:: Stored items ::

>> start

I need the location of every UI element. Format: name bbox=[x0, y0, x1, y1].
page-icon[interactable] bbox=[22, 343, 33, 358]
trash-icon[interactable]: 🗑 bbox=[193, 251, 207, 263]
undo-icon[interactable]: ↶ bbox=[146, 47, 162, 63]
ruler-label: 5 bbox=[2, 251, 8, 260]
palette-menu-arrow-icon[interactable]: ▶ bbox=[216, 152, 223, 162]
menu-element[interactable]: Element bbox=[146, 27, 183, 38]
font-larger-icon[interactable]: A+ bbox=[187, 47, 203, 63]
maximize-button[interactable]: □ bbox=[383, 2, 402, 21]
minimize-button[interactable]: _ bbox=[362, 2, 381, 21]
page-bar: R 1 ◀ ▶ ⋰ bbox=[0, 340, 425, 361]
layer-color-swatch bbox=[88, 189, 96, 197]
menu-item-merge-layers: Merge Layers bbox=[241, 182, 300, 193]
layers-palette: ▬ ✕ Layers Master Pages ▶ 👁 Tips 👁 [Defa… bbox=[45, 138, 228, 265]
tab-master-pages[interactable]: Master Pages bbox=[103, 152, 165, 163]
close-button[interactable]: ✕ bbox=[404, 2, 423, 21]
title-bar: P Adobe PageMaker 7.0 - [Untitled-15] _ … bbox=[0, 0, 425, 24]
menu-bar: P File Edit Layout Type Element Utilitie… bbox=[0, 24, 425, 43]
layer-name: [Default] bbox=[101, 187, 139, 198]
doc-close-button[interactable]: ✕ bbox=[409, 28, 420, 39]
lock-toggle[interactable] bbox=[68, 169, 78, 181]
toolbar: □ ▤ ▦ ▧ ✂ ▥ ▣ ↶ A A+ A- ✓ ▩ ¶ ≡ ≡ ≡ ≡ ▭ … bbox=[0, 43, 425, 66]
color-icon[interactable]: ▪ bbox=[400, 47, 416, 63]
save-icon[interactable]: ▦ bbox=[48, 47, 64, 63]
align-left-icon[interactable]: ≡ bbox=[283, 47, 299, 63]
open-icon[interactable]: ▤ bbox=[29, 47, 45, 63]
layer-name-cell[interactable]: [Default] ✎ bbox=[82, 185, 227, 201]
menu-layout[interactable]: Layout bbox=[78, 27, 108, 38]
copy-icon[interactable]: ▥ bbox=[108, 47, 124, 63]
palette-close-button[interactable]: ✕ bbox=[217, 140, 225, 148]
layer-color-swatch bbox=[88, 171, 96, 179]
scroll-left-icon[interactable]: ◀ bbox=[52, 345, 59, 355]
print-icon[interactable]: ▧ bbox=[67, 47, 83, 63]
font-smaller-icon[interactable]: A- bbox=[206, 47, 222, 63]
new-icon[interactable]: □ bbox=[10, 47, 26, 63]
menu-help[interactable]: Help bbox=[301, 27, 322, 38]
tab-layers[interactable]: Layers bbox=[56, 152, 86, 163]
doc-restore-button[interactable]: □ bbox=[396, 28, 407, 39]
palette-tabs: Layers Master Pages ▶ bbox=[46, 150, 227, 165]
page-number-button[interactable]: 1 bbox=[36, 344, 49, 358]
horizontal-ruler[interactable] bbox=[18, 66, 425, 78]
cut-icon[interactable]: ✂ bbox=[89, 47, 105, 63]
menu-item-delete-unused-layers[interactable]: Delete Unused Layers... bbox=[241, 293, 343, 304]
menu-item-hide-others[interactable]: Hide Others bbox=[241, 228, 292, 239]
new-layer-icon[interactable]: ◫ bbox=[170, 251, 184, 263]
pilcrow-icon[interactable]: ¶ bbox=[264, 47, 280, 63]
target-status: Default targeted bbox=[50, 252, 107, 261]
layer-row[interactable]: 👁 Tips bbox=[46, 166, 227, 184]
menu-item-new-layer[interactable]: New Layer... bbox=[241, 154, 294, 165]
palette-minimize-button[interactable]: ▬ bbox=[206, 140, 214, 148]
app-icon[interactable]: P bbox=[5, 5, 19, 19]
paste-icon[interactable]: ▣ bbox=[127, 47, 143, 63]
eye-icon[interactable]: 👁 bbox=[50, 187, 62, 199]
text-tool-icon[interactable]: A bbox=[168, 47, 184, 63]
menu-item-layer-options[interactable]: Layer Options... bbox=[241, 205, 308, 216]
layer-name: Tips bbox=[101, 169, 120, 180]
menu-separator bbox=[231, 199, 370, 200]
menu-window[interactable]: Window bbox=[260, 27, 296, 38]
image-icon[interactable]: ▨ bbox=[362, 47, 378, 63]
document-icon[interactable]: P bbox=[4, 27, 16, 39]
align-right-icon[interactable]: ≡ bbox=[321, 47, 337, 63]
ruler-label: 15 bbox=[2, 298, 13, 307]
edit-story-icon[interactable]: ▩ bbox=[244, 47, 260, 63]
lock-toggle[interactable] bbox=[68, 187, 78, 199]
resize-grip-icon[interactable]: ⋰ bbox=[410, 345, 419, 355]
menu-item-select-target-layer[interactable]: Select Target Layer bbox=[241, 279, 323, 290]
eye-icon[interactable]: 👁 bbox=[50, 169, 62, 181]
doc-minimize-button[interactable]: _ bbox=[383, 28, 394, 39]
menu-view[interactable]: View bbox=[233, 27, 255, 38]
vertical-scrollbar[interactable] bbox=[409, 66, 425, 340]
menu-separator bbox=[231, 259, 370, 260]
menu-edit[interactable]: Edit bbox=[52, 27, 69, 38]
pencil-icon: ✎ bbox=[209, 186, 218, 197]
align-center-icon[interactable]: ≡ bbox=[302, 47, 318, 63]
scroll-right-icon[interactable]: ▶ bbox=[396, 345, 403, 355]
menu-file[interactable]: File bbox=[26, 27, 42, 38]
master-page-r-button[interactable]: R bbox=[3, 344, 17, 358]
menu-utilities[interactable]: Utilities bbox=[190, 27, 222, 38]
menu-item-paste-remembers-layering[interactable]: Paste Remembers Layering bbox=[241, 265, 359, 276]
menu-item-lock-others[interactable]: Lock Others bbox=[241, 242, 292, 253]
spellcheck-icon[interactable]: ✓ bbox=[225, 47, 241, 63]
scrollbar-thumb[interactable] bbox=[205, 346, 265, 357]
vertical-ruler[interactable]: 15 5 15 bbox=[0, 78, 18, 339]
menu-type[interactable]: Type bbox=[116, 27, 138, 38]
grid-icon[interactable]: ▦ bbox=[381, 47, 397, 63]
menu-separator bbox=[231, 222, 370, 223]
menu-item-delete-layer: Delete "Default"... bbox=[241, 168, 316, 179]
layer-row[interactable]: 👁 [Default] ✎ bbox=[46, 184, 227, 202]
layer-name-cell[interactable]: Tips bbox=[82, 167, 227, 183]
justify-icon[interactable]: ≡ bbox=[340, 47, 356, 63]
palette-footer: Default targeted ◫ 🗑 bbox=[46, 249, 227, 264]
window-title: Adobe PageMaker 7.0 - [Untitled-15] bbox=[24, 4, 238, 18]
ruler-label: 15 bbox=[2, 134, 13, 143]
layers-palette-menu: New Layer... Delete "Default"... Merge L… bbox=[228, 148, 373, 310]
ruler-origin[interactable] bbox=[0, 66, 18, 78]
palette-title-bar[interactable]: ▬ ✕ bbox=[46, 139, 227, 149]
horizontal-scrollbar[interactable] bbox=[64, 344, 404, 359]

>> end

:: Problem to work on ::
Copy every row above word for word, leaving nothing out and changing nothing.

:: Full answer ::
I need the location of every UI element. Format: name bbox=[x0, y0, x1, y1].
page-icon[interactable] bbox=[22, 343, 33, 358]
trash-icon[interactable]: 🗑 bbox=[193, 251, 207, 263]
undo-icon[interactable]: ↶ bbox=[146, 47, 162, 63]
ruler-label: 5 bbox=[2, 251, 8, 260]
palette-menu-arrow-icon[interactable]: ▶ bbox=[216, 152, 223, 162]
menu-element[interactable]: Element bbox=[146, 27, 183, 38]
font-larger-icon[interactable]: A+ bbox=[187, 47, 203, 63]
maximize-button[interactable]: □ bbox=[383, 2, 402, 21]
minimize-button[interactable]: _ bbox=[362, 2, 381, 21]
page-bar: R 1 ◀ ▶ ⋰ bbox=[0, 340, 425, 361]
layer-color-swatch bbox=[88, 189, 96, 197]
menu-item-merge-layers: Merge Layers bbox=[241, 182, 300, 193]
layers-palette: ▬ ✕ Layers Master Pages ▶ 👁 Tips 👁 [Defa… bbox=[45, 138, 228, 265]
tab-master-pages[interactable]: Master Pages bbox=[103, 152, 165, 163]
close-button[interactable]: ✕ bbox=[404, 2, 423, 21]
title-bar: P Adobe PageMaker 7.0 - [Untitled-15] _ … bbox=[0, 0, 425, 24]
menu-bar: P File Edit Layout Type Element Utilitie… bbox=[0, 24, 425, 43]
layer-name: [Default] bbox=[101, 187, 139, 198]
doc-close-button[interactable]: ✕ bbox=[409, 28, 420, 39]
lock-toggle[interactable] bbox=[68, 169, 78, 181]
toolbar: □ ▤ ▦ ▧ ✂ ▥ ▣ ↶ A A+ A- ✓ ▩ ¶ ≡ ≡ ≡ ≡ ▭ … bbox=[0, 43, 425, 66]
color-icon[interactable]: ▪ bbox=[400, 47, 416, 63]
save-icon[interactable]: ▦ bbox=[48, 47, 64, 63]
align-left-icon[interactable]: ≡ bbox=[283, 47, 299, 63]
open-icon[interactable]: ▤ bbox=[29, 47, 45, 63]
layer-name-cell[interactable]: [Default] ✎ bbox=[82, 185, 227, 201]
menu-layout[interactable]: Layout bbox=[78, 27, 108, 38]
copy-icon[interactable]: ▥ bbox=[108, 47, 124, 63]
palette-close-button[interactable]: ✕ bbox=[217, 140, 225, 148]
layer-color-swatch bbox=[88, 171, 96, 179]
scroll-left-icon[interactable]: ◀ bbox=[52, 345, 59, 355]
print-icon[interactable]: ▧ bbox=[67, 47, 83, 63]
font-smaller-icon[interactable]: A- bbox=[206, 47, 222, 63]
new-icon[interactable]: □ bbox=[10, 47, 26, 63]
menu-help[interactable]: Help bbox=[301, 27, 322, 38]
tab-layers[interactable]: Layers bbox=[56, 152, 86, 163]
doc-restore-button[interactable]: □ bbox=[396, 28, 407, 39]
palette-tabs: Layers Master Pages ▶ bbox=[46, 150, 227, 165]
page-number-button[interactable]: 1 bbox=[36, 344, 49, 358]
horizontal-ruler[interactable] bbox=[18, 66, 425, 78]
cut-icon[interactable]: ✂ bbox=[89, 47, 105, 63]
menu-item-delete-unused-layers[interactable]: Delete Unused Layers... bbox=[241, 293, 343, 304]
menu-item-hide-others[interactable]: Hide Others bbox=[241, 228, 292, 239]
new-layer-icon[interactable]: ◫ bbox=[170, 251, 184, 263]
pilcrow-icon[interactable]: ¶ bbox=[264, 47, 280, 63]
target-status: Default targeted bbox=[50, 252, 107, 261]
layer-row[interactable]: 👁 Tips bbox=[46, 166, 227, 184]
menu-item-new-layer[interactable]: New Layer... bbox=[241, 154, 294, 165]
palette-minimize-button[interactable]: ▬ bbox=[206, 140, 214, 148]
app-icon[interactable]: P bbox=[5, 5, 19, 19]
paste-icon[interactable]: ▣ bbox=[127, 47, 143, 63]
eye-icon[interactable]: 👁 bbox=[50, 187, 62, 199]
text-tool-icon[interactable]: A bbox=[168, 47, 184, 63]
menu-item-layer-options[interactable]: Layer Options... bbox=[241, 205, 308, 216]
layer-name: Tips bbox=[101, 169, 120, 180]
menu-separator bbox=[231, 199, 370, 200]
menu-window[interactable]: Window bbox=[260, 27, 296, 38]
image-icon[interactable]: ▨ bbox=[362, 47, 378, 63]
document-icon[interactable]: P bbox=[4, 27, 16, 39]
align-right-icon[interactable]: ≡ bbox=[321, 47, 337, 63]
ruler-label: 15 bbox=[2, 298, 13, 307]
edit-story-icon[interactable]: ▩ bbox=[244, 47, 260, 63]
lock-toggle[interactable] bbox=[68, 187, 78, 199]
resize-grip-icon[interactable]: ⋰ bbox=[410, 345, 419, 355]
menu-item-select-target-layer[interactable]: Select Target Layer bbox=[241, 279, 323, 290]
eye-icon[interactable]: 👁 bbox=[50, 169, 62, 181]
doc-minimize-button[interactable]: _ bbox=[383, 28, 394, 39]
menu-view[interactable]: View bbox=[233, 27, 255, 38]
vertical-scrollbar[interactable] bbox=[409, 66, 425, 340]
menu-separator bbox=[231, 259, 370, 260]
menu-edit[interactable]: Edit bbox=[52, 27, 69, 38]
pencil-icon: ✎ bbox=[209, 186, 218, 197]
align-center-icon[interactable]: ≡ bbox=[302, 47, 318, 63]
scroll-right-icon[interactable]: ▶ bbox=[396, 345, 403, 355]
menu-file[interactable]: File bbox=[26, 27, 42, 38]
master-page-r-button[interactable]: R bbox=[3, 344, 17, 358]
menu-utilities[interactable]: Utilities bbox=[190, 27, 222, 38]
menu-item-paste-remembers-layering[interactable]: Paste Remembers Layering bbox=[241, 265, 359, 276]
menu-item-lock-others[interactable]: Lock Others bbox=[241, 242, 292, 253]
spellcheck-icon[interactable]: ✓ bbox=[225, 47, 241, 63]
scrollbar-thumb[interactable] bbox=[205, 346, 265, 357]
vertical-ruler[interactable]: 15 5 15 bbox=[0, 78, 18, 339]
menu-type[interactable]: Type bbox=[116, 27, 138, 38]
grid-icon[interactable]: ▦ bbox=[381, 47, 397, 63]
menu-separator bbox=[231, 222, 370, 223]
menu-item-delete-layer: Delete "Default"... bbox=[241, 168, 316, 179]
layer-row[interactable]: 👁 [Default] ✎ bbox=[46, 184, 227, 202]
layer-name-cell[interactable]: Tips bbox=[82, 167, 227, 183]
justify-icon[interactable]: ≡ bbox=[340, 47, 356, 63]
palette-footer: Default targeted ◫ 🗑 bbox=[46, 249, 227, 264]
window-title: Adobe PageMaker 7.0 - [Untitled-15] bbox=[24, 4, 238, 18]
ruler-label: 15 bbox=[2, 134, 13, 143]
layers-palette-menu: New Layer... Delete "Default"... Merge L… bbox=[228, 148, 373, 310]
ruler-origin[interactable] bbox=[0, 66, 18, 78]
palette-title-bar[interactable]: ▬ ✕ bbox=[46, 139, 227, 149]
horizontal-scrollbar[interactable] bbox=[64, 344, 404, 359]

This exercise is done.